* [Set exercise] Only lines with the string "全氟壬酸" matter here; gather them from the material below.

* [Records to use]
——

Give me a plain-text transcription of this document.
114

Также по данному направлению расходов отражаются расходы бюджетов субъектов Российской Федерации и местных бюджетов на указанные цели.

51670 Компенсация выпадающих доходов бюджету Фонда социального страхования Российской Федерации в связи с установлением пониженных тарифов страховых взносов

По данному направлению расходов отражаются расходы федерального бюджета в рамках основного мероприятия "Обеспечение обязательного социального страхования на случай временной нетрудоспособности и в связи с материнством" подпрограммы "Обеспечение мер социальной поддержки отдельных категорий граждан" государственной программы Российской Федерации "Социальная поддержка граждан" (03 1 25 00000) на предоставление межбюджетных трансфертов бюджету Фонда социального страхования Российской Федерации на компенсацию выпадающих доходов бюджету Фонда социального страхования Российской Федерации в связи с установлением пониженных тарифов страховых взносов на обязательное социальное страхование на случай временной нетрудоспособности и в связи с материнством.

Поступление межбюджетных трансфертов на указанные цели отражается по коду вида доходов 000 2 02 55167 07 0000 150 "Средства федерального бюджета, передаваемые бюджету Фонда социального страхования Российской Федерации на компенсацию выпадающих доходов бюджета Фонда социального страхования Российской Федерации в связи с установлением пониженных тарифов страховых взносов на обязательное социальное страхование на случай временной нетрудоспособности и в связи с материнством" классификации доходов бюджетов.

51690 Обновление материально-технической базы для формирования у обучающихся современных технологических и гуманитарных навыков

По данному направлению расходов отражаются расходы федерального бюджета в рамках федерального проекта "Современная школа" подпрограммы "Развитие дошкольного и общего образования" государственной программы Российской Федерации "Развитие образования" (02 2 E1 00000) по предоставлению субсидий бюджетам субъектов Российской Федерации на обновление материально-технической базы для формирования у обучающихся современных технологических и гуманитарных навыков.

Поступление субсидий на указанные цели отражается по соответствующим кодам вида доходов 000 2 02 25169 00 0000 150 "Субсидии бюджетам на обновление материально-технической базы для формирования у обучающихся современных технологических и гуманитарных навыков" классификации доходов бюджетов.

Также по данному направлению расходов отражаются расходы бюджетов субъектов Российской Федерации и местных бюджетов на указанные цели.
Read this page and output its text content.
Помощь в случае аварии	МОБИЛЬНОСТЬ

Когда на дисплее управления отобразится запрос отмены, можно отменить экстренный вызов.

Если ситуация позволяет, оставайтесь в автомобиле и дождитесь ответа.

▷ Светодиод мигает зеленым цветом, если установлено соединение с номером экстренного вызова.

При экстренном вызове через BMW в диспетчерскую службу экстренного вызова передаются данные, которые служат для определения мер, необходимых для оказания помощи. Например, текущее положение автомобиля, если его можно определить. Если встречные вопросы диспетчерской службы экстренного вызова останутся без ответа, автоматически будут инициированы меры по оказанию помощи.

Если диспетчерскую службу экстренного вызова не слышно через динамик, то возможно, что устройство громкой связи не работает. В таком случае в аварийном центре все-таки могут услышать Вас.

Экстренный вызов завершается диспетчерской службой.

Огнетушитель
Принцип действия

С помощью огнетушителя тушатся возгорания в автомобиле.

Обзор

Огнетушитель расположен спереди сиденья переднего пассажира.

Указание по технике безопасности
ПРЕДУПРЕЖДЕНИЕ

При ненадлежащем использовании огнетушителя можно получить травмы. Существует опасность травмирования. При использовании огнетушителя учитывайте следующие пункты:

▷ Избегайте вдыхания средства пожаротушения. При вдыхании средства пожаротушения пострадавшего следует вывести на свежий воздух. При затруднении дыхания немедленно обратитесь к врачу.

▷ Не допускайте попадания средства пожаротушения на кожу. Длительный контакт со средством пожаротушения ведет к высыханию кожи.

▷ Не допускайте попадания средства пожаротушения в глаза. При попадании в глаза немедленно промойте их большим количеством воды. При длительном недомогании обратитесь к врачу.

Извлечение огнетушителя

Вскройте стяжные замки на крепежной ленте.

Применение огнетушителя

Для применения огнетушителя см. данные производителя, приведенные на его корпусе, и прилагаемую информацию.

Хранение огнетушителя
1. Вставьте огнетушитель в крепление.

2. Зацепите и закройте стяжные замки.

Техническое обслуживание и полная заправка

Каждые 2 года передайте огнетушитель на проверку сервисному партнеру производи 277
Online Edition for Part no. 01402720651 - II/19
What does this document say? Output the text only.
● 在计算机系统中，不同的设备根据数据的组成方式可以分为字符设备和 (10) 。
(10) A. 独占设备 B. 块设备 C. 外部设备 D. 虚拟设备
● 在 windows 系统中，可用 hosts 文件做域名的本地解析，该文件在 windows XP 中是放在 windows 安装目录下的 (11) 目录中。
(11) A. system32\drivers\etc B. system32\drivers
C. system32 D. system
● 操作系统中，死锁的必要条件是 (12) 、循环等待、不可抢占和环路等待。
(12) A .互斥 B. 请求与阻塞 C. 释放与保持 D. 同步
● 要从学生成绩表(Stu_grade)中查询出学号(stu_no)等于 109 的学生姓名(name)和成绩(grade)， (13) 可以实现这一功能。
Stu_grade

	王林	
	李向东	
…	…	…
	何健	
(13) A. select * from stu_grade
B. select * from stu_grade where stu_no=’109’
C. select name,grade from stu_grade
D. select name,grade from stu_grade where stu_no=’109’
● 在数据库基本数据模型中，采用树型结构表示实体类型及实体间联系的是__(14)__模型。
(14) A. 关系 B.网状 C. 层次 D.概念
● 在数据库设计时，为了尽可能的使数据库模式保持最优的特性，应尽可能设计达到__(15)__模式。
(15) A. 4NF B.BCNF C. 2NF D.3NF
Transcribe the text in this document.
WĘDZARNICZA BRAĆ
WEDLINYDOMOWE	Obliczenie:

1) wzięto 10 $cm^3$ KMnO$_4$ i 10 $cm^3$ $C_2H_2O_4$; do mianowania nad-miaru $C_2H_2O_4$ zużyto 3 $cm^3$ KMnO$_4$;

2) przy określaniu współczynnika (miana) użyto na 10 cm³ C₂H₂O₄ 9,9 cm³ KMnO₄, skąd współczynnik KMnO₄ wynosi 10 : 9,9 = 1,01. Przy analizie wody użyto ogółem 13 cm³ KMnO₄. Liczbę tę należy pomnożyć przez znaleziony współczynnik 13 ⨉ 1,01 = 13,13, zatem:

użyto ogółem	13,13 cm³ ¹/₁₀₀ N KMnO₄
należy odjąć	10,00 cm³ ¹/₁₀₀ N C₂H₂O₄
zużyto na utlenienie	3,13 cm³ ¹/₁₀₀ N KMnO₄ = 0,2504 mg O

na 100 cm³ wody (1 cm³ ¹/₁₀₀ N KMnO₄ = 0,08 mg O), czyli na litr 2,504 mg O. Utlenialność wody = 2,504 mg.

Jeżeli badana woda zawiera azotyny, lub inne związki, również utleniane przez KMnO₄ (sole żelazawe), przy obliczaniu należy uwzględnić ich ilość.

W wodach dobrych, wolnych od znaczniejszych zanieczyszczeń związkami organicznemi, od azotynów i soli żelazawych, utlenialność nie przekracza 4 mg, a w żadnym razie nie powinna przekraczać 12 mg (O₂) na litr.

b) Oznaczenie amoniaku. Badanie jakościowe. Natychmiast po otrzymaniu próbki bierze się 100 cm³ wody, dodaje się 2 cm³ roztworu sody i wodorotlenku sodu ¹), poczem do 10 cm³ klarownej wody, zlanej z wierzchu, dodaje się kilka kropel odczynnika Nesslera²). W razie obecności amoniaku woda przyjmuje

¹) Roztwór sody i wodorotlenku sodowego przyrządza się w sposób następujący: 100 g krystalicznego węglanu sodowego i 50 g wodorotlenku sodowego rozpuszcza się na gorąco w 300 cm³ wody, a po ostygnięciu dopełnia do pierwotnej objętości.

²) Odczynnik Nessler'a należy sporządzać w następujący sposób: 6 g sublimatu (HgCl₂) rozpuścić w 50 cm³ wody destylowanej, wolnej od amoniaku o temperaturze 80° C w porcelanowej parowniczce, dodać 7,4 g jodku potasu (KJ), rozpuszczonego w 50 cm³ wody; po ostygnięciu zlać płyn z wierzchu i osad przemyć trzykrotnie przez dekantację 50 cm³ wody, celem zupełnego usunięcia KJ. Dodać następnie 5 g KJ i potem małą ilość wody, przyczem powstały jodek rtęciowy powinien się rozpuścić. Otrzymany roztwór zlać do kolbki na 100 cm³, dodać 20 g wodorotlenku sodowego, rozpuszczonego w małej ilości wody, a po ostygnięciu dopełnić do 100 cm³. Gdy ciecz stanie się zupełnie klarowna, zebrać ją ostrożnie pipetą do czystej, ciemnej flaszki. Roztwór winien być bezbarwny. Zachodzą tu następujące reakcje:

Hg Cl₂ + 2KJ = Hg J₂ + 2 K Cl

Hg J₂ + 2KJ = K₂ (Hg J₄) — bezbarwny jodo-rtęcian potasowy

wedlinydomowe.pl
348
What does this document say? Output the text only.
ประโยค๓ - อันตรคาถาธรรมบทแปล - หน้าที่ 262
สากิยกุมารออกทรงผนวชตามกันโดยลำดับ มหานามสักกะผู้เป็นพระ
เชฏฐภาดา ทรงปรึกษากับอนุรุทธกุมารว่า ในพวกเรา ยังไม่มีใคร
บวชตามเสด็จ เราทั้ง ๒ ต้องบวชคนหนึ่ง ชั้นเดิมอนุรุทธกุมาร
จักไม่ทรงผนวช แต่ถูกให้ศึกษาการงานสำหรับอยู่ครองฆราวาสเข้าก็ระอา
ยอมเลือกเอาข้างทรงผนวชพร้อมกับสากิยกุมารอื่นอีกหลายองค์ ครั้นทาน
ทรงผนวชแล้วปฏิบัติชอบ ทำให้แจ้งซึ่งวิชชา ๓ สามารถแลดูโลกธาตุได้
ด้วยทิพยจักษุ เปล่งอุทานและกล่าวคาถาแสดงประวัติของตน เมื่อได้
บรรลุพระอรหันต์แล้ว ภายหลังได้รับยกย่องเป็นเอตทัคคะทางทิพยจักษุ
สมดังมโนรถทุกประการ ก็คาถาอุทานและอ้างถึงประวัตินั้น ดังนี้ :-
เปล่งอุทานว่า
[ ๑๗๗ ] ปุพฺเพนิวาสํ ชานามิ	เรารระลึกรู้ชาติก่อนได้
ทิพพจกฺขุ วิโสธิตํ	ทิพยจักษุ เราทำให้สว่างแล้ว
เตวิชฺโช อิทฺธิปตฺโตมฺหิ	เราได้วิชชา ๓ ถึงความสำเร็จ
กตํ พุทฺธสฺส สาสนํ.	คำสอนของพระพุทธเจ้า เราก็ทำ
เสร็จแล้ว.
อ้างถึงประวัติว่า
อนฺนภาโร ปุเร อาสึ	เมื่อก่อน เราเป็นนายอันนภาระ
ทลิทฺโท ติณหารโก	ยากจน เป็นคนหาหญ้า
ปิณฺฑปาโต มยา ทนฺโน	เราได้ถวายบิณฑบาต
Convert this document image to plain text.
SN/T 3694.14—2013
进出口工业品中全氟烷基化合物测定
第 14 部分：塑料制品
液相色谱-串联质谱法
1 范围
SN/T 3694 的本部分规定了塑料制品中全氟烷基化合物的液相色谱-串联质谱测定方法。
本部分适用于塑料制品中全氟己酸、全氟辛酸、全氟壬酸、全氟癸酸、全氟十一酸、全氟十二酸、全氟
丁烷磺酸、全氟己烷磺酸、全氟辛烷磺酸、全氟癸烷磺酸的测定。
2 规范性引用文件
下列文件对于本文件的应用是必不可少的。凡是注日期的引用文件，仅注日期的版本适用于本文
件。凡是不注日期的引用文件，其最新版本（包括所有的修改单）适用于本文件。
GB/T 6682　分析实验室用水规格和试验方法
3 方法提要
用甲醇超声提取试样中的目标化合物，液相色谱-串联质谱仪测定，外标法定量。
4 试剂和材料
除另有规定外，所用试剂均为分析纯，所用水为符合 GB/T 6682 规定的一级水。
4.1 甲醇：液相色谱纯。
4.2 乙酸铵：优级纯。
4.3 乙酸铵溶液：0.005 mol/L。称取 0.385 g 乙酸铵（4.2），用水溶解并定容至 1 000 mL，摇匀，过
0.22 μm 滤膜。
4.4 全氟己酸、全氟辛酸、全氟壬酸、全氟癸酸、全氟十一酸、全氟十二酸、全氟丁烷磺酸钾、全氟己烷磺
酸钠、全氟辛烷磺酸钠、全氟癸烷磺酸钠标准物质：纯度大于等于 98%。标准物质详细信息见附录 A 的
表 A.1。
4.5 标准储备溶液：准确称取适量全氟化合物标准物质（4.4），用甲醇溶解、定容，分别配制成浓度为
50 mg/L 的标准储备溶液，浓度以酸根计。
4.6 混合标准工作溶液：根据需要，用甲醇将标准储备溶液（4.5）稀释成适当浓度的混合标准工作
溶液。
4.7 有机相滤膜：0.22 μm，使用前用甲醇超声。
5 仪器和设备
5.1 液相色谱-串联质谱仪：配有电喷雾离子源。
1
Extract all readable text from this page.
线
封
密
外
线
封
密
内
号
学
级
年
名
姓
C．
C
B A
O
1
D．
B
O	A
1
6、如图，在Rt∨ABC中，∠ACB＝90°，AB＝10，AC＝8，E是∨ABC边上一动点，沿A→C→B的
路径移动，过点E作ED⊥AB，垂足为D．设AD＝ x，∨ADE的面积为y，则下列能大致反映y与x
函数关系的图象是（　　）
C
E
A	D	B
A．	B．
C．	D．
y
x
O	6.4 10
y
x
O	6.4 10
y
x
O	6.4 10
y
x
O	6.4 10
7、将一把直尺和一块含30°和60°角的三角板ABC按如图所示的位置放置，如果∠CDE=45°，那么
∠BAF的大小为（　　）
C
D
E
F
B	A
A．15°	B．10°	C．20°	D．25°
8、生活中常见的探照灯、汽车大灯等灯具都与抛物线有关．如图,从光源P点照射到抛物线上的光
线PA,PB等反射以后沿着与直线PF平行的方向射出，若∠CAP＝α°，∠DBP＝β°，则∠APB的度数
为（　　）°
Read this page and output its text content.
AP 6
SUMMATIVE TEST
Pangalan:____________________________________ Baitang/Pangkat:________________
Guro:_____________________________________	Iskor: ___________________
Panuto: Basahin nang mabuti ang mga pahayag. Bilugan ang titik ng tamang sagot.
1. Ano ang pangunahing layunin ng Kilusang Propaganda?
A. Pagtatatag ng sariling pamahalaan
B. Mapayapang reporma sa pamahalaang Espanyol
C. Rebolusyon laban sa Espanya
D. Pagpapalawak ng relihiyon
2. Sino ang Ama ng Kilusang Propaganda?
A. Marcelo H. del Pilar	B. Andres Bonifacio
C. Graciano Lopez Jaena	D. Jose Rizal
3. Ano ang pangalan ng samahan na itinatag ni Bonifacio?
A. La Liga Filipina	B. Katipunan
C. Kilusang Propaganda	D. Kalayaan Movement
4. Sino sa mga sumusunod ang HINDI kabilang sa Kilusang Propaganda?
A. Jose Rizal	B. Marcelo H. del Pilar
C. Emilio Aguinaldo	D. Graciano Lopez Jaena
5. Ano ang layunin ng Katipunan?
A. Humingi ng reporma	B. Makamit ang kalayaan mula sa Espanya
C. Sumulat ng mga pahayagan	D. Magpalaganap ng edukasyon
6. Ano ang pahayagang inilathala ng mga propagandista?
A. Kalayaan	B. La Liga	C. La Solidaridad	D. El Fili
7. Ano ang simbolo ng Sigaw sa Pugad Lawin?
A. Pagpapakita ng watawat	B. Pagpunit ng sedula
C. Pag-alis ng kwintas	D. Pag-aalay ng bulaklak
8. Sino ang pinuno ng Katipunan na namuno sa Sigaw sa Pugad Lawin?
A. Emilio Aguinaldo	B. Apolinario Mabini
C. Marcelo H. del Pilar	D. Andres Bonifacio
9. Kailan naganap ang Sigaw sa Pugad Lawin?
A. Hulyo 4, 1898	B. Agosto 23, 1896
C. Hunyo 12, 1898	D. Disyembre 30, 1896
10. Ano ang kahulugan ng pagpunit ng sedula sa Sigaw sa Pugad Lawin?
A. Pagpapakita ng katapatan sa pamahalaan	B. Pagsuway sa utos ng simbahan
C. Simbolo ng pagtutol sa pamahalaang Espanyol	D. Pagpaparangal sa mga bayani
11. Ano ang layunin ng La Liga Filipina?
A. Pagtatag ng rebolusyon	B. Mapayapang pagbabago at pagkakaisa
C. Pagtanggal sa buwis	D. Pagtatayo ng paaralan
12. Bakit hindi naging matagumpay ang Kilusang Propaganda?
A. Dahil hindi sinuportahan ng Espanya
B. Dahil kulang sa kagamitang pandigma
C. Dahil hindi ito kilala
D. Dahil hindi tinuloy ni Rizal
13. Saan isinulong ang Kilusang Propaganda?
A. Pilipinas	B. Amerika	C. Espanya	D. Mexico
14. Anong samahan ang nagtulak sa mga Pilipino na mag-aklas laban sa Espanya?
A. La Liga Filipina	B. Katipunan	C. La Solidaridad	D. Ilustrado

——

* [The output]
本部分适用于塑料制品中全氟己酸、全氟辛酸、全氟壬酸、全氟癸酸、全氟十一酸、全氟十二酸、全氟
4.4 全氟己酸、全氟辛酸、全氟壬酸、全氟癸酸、全氟十一酸、全氟十二酸、全氟丁烷磺酸钾、全氟己烷磺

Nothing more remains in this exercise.